Working data =>
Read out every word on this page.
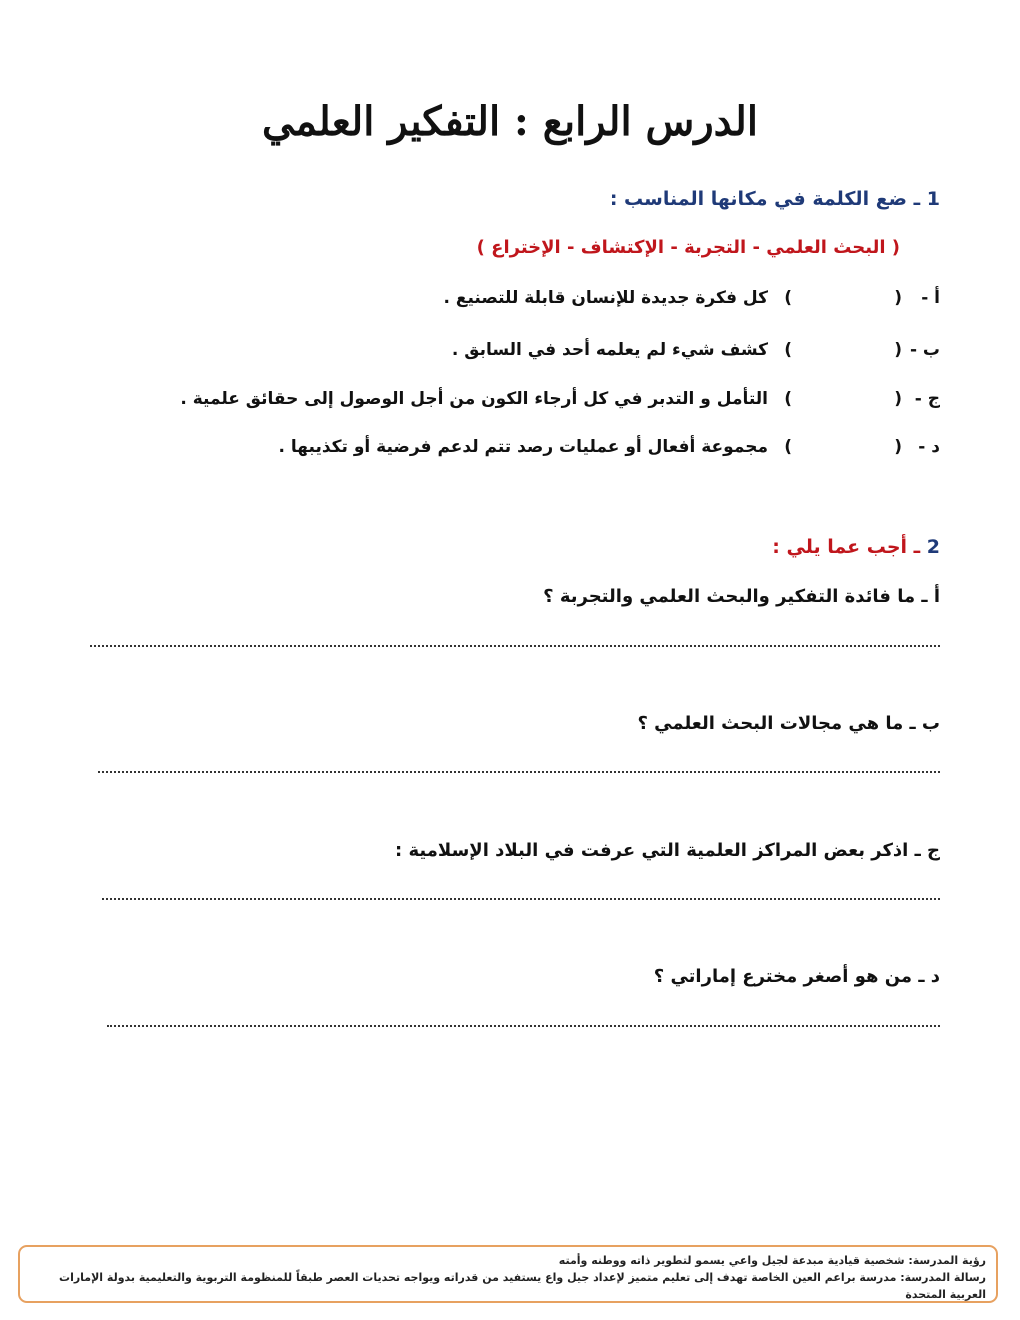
الدرس الرابع : التفكير العلمي
1 ـ ضع الكلمة في مكانها المناسب :
( البحث العلمي - التجربة - الإكتشاف - الإختراع )
أ -
(
)
كل فكرة جديدة للإنسان قابلة للتصنيع .
ب -
(
)
كشف شيء لم يعلمه أحد في السابق .
ج -
(
)
التأمل و التدبر في كل أرجاء الكون من أجل الوصول إلى حقائق علمية .
د -
(
)
مجموعة أفعال أو عمليات رصد تتم لدعم فرضية أو تكذيبها .
2 ـ أجب عما يلي :
أ ـ ما فائدة التفكير والبحث العلمي والتجربة ؟
ب ـ ما هي مجالات البحث العلمي ؟
ج ـ اذكر بعض المراكز العلمية التي عرفت في البلاد الإسلامية :
د ـ من هو أصغر مخترع إماراتي ؟
رؤية المدرسة: شخصية قيادية مبدعة لجيل واعي يسمو لتطوير ذاته ووطنه وأمته
رسالة المدرسة: مدرسة براعم العين الخاصة تهدف إلى تعليم متميز لإعداد جيل واع يستفيد من قدراته ويواجه تحديات العصر طبقاً للمنظومة التربوية والتعليمية بدولة الإمارات العربية المتحدة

Description of the task => In the copy, include all records verbatim but no images.

The solution =>
Read out every word on this page.
الدرس الرابع : التفكير العلمي
1 ـ ضع الكلمة في مكانها المناسب :
( البحث العلمي - التجربة - الإكتشاف - الإختراع )
أ -
(
)
كل فكرة جديدة للإنسان قابلة للتصنيع .
ب -
(
)
كشف شيء لم يعلمه أحد في السابق .
ج -
(
)
التأمل و التدبر في كل أرجاء الكون من أجل الوصول إلى حقائق علمية .
د -
(
)
مجموعة أفعال أو عمليات رصد تتم لدعم فرضية أو تكذيبها .
2 ـ أجب عما يلي :
أ ـ ما فائدة التفكير والبحث العلمي والتجربة ؟
ب ـ ما هي مجالات البحث العلمي ؟
ج ـ اذكر بعض المراكز العلمية التي عرفت في البلاد الإسلامية :
د ـ من هو أصغر مخترع إماراتي ؟
رؤية المدرسة: شخصية قيادية مبدعة لجيل واعي يسمو لتطوير ذاته ووطنه وأمته
رسالة المدرسة: مدرسة براعم العين الخاصة تهدف إلى تعليم متميز لإعداد جيل واع يستفيد من قدراته ويواجه تحديات العصر طبقاً للمنظومة التربوية والتعليمية بدولة الإمارات العربية المتحدة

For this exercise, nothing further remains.